--- Start of WORKING DATA ---
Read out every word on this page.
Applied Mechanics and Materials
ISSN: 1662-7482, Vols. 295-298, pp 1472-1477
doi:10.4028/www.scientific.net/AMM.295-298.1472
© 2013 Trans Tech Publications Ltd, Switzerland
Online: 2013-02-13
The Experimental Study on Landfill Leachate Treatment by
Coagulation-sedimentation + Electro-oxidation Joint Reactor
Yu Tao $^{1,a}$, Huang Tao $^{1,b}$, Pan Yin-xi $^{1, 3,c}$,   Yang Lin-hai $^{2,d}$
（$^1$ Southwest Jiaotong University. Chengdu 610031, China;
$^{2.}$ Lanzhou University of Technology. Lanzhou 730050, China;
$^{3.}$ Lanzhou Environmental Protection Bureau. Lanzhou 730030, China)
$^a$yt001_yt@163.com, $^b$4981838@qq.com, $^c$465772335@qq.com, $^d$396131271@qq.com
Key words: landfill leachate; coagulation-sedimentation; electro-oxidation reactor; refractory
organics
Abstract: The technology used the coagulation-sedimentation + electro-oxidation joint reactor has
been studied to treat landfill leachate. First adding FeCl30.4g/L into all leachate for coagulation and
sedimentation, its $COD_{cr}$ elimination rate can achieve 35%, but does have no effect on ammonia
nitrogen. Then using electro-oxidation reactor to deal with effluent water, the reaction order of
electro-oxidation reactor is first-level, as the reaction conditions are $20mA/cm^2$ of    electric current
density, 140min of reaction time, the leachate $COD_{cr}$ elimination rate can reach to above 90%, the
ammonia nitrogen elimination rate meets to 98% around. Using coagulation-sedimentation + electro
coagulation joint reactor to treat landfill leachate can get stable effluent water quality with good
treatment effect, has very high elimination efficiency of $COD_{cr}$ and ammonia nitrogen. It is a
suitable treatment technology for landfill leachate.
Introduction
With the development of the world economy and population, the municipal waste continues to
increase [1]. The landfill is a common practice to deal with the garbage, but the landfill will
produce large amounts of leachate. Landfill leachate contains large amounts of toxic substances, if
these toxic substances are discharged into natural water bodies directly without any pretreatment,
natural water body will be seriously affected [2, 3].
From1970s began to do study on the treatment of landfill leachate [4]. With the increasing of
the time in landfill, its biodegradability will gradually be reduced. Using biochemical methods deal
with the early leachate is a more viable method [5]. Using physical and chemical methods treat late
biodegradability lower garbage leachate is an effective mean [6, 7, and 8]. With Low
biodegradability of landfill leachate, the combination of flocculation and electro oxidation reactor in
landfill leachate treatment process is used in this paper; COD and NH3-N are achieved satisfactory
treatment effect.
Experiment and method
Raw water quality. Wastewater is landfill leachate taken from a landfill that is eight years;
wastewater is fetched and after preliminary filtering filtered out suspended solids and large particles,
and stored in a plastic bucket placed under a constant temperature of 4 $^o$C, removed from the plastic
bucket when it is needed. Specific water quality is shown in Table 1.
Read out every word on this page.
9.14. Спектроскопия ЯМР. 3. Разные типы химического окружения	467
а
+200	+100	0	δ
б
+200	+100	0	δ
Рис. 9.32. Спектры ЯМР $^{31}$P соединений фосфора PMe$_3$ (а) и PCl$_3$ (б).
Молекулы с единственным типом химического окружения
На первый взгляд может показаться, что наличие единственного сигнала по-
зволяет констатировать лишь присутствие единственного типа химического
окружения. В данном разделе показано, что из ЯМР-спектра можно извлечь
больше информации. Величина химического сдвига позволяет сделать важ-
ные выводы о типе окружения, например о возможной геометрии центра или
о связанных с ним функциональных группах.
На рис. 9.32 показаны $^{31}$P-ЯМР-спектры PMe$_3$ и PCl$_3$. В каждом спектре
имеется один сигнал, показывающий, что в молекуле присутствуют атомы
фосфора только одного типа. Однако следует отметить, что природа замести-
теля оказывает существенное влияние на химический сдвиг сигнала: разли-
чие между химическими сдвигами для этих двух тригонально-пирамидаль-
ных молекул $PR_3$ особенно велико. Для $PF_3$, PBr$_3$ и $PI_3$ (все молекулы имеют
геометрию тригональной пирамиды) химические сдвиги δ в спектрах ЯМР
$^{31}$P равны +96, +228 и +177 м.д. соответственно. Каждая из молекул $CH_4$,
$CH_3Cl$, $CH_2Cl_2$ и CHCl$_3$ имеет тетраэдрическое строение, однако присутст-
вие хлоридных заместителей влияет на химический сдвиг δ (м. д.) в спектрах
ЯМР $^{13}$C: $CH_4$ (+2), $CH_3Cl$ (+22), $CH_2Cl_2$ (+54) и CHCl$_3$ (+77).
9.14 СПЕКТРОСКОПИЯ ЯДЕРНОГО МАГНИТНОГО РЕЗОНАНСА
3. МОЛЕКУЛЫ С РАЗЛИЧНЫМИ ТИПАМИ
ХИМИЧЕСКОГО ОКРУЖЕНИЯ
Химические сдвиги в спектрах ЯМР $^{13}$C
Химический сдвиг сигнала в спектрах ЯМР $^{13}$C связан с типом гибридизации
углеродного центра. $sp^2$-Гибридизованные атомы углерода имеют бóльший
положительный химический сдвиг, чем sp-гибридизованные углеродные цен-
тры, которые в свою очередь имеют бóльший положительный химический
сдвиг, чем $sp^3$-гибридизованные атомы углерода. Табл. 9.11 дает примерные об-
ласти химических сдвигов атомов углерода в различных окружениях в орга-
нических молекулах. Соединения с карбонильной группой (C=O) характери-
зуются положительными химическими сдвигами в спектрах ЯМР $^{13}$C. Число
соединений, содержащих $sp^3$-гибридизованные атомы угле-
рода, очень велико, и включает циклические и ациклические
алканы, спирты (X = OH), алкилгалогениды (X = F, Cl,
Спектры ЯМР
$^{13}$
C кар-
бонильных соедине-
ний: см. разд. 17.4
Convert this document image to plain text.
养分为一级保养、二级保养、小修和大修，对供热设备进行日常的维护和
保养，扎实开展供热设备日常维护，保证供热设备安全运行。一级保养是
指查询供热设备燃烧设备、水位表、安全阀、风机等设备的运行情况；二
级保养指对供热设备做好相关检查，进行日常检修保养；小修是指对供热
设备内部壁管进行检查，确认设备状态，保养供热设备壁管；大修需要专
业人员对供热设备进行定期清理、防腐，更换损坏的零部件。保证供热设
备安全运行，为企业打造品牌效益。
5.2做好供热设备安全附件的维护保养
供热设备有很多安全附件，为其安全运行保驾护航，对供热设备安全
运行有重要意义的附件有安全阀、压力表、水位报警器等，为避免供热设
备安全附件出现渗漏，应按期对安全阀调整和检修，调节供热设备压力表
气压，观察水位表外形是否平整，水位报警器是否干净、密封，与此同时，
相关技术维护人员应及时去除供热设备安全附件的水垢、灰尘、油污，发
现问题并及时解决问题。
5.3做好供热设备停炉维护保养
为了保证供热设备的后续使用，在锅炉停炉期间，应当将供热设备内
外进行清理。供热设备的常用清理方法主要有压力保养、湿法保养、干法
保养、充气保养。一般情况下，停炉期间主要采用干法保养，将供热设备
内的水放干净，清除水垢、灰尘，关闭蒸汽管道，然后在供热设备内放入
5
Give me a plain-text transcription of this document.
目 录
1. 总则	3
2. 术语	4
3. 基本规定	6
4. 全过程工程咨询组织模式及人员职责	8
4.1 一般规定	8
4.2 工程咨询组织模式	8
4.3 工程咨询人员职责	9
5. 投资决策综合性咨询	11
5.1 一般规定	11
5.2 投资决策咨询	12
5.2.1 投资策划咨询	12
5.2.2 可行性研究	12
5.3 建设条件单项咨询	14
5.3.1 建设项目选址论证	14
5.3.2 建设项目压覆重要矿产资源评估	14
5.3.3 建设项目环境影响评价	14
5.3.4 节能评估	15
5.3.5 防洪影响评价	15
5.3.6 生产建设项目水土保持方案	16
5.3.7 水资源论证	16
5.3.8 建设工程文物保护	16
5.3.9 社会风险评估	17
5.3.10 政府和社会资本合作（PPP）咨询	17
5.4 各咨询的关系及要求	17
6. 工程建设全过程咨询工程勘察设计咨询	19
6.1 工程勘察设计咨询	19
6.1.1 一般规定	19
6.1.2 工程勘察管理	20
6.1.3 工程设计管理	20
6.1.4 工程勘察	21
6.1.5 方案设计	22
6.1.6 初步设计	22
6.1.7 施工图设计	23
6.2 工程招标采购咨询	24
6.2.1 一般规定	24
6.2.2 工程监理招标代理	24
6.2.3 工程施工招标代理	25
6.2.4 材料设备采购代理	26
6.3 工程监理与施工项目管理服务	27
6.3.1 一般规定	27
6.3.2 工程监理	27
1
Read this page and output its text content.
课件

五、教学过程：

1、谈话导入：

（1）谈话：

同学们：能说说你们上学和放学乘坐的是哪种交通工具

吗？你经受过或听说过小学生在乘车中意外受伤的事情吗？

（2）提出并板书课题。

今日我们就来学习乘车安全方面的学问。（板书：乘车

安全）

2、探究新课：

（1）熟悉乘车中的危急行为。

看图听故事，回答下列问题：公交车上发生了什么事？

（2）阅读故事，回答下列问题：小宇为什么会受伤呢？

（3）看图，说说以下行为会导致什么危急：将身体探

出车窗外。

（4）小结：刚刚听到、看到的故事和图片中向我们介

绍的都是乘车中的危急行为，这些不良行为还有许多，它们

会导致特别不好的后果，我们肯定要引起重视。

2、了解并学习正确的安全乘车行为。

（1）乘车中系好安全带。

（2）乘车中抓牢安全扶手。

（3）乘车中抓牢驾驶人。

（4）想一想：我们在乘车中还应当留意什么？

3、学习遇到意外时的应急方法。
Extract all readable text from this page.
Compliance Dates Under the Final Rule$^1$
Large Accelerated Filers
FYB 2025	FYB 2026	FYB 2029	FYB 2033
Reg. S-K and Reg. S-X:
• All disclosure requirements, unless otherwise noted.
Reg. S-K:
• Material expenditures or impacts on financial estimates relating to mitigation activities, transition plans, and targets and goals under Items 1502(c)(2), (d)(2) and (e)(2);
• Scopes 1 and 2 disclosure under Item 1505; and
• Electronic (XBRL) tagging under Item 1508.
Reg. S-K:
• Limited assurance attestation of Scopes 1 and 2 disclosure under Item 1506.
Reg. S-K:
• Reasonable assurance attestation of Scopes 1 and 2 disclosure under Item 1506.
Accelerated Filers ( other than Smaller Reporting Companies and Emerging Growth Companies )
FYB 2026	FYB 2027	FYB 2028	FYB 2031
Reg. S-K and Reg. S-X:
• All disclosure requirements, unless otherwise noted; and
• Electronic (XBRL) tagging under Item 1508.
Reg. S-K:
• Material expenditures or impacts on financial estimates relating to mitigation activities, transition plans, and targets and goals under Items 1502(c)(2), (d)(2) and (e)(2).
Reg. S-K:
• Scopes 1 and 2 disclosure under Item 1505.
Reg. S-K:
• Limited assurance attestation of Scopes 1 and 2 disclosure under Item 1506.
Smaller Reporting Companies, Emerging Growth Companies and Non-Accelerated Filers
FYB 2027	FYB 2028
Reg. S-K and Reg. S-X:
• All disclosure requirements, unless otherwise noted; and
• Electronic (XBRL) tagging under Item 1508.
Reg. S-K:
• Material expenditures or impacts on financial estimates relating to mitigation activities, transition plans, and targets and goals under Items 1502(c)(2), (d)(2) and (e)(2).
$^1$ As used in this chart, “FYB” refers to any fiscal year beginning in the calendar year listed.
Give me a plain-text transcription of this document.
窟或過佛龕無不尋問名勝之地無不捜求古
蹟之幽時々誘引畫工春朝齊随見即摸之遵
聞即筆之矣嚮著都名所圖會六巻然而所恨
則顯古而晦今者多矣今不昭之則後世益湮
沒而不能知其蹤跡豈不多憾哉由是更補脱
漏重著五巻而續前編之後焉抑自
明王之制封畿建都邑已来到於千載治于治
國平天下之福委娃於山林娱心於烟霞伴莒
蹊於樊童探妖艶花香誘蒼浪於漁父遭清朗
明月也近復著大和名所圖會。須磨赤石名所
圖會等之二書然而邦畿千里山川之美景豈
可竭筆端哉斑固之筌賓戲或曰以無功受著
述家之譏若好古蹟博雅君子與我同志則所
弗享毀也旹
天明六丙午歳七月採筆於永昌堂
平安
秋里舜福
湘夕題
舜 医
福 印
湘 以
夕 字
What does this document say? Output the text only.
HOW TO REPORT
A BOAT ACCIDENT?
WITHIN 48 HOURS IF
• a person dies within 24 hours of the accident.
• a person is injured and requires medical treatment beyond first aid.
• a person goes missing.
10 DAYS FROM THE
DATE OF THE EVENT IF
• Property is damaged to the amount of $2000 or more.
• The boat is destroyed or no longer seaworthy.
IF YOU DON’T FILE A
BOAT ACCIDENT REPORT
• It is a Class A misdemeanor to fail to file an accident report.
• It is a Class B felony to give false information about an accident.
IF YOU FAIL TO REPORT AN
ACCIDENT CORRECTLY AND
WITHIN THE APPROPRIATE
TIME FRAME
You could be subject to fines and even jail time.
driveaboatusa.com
--- End of WORKING DATA ---
• **GOAL**
Return each line that includes "quality".

• **COMPLETE OUTPUT**
coagulation joint reactor to treat landfill leachate can get stable effluent water quality with good
Raw water quality. Wastewater is landfill leachate taken from a landfill that is eight years;
bucket when it is needed. Specific water quality is shown in Table 1.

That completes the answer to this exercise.